:: Entries ::
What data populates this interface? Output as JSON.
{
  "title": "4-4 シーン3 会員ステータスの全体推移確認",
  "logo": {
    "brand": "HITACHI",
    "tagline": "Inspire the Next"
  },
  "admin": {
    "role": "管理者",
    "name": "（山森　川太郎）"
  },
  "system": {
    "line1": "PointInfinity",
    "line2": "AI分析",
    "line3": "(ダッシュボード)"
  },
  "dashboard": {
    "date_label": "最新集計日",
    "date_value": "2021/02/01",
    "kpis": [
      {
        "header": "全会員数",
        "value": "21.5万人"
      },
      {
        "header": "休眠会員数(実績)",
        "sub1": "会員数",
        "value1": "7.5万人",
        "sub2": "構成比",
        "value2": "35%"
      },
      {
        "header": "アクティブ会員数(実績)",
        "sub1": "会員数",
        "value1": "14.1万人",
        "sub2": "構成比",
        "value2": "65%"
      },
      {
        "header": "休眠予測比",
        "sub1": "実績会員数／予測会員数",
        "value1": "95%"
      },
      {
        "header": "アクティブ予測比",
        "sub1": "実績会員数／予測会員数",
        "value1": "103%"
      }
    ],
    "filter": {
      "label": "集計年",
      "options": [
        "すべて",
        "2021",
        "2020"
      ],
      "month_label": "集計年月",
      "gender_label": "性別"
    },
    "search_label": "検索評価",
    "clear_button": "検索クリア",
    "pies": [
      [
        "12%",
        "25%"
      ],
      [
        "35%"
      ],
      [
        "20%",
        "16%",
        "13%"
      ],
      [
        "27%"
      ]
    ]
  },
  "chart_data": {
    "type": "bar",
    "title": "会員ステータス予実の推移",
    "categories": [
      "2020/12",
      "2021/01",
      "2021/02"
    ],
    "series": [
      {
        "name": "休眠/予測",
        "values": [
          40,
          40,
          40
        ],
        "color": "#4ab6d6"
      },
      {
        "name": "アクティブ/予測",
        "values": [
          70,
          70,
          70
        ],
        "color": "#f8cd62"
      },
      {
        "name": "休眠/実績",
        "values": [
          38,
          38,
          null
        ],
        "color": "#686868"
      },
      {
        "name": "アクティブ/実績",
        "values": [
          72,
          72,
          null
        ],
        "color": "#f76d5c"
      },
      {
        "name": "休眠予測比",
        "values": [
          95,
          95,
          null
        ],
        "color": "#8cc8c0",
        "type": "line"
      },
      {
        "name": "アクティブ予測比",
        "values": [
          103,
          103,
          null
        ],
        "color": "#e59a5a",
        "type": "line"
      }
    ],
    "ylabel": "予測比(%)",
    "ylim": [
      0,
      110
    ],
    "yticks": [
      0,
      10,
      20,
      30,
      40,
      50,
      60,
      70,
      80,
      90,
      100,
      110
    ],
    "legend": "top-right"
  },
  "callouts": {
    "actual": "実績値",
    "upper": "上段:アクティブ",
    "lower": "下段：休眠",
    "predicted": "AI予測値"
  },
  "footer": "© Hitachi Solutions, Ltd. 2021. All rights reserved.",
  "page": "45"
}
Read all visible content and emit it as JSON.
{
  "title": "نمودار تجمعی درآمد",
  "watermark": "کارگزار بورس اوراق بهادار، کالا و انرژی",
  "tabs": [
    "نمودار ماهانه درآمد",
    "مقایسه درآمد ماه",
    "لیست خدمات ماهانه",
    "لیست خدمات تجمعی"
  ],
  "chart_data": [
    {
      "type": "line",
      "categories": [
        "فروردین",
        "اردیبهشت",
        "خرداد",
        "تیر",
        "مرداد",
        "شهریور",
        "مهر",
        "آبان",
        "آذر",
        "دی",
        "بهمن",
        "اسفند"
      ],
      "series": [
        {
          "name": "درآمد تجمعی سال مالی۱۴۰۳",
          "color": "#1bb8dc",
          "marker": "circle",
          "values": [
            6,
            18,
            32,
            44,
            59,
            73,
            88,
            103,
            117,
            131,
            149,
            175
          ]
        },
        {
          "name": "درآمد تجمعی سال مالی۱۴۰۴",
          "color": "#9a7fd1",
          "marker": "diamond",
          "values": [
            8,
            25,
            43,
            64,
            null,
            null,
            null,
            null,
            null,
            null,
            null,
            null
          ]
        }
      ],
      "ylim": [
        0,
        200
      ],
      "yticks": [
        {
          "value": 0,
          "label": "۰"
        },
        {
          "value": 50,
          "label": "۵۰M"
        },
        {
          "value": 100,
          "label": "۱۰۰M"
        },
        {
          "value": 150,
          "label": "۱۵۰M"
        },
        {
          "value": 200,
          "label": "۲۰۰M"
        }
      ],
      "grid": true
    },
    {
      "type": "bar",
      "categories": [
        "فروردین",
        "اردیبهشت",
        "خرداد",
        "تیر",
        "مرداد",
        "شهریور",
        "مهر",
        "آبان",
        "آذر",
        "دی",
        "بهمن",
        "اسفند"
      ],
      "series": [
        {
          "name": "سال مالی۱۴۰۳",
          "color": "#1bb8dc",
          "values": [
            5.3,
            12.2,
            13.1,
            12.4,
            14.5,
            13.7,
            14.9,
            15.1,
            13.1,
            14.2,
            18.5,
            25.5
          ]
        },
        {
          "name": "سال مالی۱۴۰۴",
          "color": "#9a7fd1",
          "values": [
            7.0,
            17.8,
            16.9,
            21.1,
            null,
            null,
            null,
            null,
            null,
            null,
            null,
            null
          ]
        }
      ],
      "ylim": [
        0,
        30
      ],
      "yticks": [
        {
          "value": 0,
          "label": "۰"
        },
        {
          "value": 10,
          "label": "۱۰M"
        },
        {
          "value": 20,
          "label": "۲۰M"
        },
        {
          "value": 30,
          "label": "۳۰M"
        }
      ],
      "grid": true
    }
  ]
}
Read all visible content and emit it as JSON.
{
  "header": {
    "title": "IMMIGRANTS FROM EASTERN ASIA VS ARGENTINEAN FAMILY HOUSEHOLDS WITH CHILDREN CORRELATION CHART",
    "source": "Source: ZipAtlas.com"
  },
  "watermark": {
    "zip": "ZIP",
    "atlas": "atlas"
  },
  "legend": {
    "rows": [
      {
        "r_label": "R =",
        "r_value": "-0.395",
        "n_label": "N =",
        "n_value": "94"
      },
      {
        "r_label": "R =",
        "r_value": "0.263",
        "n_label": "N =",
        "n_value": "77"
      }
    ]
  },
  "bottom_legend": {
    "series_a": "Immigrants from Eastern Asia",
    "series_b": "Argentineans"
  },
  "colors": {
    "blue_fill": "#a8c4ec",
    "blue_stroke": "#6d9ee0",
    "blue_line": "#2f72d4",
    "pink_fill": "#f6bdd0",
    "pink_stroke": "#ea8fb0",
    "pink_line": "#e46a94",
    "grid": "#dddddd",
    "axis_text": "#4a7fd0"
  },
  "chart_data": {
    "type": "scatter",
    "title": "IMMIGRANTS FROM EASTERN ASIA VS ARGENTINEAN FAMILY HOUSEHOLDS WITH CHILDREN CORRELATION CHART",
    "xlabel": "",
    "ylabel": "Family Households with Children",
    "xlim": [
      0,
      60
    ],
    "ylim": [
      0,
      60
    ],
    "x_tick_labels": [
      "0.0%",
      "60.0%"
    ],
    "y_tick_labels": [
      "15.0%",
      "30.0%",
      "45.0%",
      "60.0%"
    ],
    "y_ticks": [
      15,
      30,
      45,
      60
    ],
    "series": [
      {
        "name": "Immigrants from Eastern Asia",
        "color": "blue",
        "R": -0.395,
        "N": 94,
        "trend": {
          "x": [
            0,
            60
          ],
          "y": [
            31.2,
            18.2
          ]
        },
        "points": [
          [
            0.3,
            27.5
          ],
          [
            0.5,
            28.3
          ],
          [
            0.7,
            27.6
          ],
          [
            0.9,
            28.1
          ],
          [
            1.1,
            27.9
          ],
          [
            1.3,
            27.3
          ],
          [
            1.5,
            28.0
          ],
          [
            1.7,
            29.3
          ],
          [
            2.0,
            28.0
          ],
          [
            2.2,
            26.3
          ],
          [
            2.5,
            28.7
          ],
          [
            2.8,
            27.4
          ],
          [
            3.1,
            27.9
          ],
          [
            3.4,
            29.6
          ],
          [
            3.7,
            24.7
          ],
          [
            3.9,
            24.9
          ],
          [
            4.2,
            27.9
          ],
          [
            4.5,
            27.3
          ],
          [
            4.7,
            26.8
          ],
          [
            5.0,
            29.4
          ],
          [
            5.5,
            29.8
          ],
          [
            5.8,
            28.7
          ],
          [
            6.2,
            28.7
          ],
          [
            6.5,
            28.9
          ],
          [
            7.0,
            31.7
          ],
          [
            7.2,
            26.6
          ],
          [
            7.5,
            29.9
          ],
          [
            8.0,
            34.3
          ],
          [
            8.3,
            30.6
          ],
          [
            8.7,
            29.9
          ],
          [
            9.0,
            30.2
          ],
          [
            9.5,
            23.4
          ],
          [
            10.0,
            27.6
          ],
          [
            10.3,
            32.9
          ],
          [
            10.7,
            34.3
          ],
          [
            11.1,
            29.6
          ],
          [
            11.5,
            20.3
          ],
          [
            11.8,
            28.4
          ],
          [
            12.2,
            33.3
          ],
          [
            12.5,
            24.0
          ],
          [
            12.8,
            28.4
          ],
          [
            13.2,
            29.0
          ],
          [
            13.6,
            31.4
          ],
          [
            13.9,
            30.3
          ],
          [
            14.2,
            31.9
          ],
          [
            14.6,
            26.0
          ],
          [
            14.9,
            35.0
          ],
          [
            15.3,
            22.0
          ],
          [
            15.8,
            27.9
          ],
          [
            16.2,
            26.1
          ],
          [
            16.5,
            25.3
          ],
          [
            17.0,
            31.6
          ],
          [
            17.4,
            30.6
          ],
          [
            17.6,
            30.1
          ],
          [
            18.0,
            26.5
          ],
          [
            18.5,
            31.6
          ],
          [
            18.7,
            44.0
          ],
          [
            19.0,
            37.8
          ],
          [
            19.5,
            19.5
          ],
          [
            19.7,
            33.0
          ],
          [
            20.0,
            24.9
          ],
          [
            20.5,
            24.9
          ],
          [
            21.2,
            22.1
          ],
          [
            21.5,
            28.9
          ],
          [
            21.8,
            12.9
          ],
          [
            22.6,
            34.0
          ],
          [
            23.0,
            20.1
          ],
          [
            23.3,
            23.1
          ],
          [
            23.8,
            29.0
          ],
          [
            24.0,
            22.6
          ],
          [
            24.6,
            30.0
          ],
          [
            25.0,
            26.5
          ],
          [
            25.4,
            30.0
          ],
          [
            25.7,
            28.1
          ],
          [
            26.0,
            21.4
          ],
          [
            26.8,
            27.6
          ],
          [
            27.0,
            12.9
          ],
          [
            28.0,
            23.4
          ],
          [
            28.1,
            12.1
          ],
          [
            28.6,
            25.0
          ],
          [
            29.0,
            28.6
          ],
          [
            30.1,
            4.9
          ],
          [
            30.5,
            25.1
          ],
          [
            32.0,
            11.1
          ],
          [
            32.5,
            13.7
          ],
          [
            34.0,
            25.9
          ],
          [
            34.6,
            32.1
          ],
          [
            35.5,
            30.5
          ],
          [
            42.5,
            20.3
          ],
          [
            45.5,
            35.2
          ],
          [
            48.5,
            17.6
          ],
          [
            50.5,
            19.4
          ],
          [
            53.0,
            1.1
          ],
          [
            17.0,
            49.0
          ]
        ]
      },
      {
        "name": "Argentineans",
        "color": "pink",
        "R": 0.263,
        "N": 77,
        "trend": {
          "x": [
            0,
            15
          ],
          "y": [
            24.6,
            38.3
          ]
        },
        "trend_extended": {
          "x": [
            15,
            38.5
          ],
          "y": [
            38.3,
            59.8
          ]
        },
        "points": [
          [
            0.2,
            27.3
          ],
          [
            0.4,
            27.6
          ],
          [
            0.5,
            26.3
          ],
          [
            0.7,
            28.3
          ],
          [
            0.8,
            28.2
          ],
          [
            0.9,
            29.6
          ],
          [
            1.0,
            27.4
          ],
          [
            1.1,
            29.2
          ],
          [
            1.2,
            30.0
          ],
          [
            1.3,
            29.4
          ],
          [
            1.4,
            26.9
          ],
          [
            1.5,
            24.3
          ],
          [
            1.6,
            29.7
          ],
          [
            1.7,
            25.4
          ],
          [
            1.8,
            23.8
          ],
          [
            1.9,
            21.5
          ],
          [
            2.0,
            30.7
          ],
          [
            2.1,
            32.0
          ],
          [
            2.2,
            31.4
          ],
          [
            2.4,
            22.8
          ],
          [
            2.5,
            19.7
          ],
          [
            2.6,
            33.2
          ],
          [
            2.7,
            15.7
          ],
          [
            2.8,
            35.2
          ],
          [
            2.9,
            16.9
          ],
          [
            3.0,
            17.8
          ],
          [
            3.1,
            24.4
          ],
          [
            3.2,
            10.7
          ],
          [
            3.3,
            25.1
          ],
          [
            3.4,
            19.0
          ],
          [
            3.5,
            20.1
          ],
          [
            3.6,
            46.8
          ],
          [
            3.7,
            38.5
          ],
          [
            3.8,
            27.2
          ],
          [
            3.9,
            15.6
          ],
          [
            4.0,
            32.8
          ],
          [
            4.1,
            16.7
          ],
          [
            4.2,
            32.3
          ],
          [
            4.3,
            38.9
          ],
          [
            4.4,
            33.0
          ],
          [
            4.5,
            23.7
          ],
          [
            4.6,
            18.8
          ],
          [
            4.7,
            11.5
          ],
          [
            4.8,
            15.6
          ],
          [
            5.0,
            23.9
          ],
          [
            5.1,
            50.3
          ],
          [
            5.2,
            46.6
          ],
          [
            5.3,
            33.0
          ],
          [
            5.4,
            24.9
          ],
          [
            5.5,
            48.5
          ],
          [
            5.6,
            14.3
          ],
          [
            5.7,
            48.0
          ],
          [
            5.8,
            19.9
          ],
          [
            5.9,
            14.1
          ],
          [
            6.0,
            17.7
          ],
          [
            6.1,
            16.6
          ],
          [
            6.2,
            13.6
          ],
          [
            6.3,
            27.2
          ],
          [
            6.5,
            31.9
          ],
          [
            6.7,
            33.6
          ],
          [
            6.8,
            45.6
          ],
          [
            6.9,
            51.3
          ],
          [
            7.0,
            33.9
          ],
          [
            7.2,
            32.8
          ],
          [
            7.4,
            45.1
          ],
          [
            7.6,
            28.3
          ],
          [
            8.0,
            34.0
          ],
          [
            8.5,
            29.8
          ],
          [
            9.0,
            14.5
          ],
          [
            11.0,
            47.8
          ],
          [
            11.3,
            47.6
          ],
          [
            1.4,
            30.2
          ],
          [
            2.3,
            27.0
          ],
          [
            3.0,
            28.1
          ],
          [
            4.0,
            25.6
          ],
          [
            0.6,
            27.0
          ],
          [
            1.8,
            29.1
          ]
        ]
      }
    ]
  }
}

:: What you should do ::
Return all lines of the material above in which the word "Argentineans" occurs.

:: Completed task ::
    "series_b": "Argentineans"
        "name": "Argentineans",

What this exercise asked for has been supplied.